▶ _Objective_:
All entries below are to be set down again, identical to the source.

▶ _Dataset records_:

==============================

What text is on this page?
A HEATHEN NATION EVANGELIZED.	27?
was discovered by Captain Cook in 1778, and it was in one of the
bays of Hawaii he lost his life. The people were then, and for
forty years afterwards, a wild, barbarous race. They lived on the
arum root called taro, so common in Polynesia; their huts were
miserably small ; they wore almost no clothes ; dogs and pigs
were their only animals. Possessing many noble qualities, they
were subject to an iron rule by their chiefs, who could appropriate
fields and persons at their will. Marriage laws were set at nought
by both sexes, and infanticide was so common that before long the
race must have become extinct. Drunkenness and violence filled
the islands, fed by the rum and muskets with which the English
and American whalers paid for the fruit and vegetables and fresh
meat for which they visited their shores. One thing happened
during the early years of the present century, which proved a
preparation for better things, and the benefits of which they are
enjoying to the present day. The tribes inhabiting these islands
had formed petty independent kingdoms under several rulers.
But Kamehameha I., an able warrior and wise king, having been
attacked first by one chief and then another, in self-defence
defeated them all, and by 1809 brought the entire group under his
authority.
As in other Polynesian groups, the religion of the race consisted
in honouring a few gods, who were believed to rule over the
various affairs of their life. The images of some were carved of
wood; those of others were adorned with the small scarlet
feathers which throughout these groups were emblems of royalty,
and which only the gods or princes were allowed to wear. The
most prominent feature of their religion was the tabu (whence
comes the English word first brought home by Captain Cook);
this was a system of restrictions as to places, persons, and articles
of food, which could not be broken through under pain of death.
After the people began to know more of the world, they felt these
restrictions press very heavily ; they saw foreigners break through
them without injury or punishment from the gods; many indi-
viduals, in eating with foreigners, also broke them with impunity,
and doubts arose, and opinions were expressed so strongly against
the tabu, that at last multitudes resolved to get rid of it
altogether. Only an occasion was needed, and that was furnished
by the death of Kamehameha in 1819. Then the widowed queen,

==============================

▶ _Answer below_:
What text is on this page?
A HEATHEN NATION EVANGELIZED.	27?
was discovered by Captain Cook in 1778, and it was in one of the
bays of Hawaii he lost his life. The people were then, and for
forty years afterwards, a wild, barbarous race. They lived on the
arum root called taro, so common in Polynesia; their huts were
miserably small ; they wore almost no clothes ; dogs and pigs
were their only animals. Possessing many noble qualities, they
were subject to an iron rule by their chiefs, who could appropriate
fields and persons at their will. Marriage laws were set at nought
by both sexes, and infanticide was so common that before long the
race must have become extinct. Drunkenness and violence filled
the islands, fed by the rum and muskets with which the English
and American whalers paid for the fruit and vegetables and fresh
meat for which they visited their shores. One thing happened
during the early years of the present century, which proved a
preparation for better things, and the benefits of which they are
enjoying to the present day. The tribes inhabiting these islands
had formed petty independent kingdoms under several rulers.
But Kamehameha I., an able warrior and wise king, having been
attacked first by one chief and then another, in self-defence
defeated them all, and by 1809 brought the entire group under his
authority.
As in other Polynesian groups, the religion of the race consisted
in honouring a few gods, who were believed to rule over the
various affairs of their life. The images of some were carved of
wood; those of others were adorned with the small scarlet
feathers which throughout these groups were emblems of royalty,
and which only the gods or princes were allowed to wear. The
most prominent feature of their religion was the tabu (whence
comes the English word first brought home by Captain Cook);
this was a system of restrictions as to places, persons, and articles
of food, which could not be broken through under pain of death.
After the people began to know more of the world, they felt these
restrictions press very heavily ; they saw foreigners break through
them without injury or punishment from the gods; many indi-
viduals, in eating with foreigners, also broke them with impunity,
and doubts arose, and opinions were expressed so strongly against
the tabu, that at last multitudes resolved to get rid of it
altogether. Only an occasion was needed, and that was furnished
by the death of Kamehameha in 1819. Then the widowed queen,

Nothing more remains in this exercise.